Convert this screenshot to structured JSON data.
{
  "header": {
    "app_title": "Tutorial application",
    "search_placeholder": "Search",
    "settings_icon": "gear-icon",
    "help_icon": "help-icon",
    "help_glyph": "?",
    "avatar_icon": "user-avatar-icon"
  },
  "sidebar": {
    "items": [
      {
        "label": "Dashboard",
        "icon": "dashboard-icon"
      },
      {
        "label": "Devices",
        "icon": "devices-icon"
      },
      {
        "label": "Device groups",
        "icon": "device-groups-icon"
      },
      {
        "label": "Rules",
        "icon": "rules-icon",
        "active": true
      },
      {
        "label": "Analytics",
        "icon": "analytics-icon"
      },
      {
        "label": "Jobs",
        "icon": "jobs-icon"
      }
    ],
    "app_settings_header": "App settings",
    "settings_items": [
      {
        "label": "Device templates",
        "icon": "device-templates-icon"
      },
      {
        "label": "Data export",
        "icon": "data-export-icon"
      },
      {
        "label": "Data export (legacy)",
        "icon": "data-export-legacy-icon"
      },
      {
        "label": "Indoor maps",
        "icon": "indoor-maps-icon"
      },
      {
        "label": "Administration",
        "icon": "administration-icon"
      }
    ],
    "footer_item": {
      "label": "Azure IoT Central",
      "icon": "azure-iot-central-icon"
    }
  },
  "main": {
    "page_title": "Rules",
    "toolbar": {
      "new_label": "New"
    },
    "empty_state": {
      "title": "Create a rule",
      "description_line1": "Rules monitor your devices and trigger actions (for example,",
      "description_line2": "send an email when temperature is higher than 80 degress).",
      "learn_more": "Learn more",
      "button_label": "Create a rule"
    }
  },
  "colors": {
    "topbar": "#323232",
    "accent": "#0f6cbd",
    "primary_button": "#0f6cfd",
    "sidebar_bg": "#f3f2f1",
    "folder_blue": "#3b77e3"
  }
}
========================
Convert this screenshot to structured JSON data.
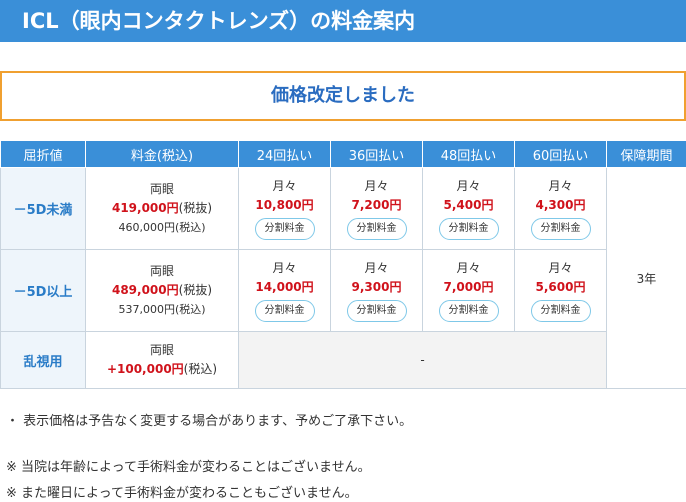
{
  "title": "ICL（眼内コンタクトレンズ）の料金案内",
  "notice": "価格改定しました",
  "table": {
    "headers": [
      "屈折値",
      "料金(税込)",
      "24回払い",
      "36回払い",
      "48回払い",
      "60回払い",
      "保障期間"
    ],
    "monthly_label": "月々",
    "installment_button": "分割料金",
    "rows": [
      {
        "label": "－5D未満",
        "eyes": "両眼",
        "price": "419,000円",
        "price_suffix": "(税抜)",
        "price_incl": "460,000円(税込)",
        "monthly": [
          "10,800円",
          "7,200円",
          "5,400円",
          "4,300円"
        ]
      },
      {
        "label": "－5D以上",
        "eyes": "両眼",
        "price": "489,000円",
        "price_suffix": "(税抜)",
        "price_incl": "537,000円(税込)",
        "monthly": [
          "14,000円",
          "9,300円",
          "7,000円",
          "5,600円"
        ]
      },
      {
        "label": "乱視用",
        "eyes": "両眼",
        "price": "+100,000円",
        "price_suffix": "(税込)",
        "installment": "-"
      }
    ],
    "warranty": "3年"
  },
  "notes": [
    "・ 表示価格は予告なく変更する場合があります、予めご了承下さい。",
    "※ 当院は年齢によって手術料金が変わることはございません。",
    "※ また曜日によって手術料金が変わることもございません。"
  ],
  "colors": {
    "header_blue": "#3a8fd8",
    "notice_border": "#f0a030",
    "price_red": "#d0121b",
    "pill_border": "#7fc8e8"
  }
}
========================
__Exercise__: Search the data for the string "maps" and copy each line where it appears.

__Answer to the exercise__:
        "label": "Indoor maps",
        "icon": "indoor-maps-icon"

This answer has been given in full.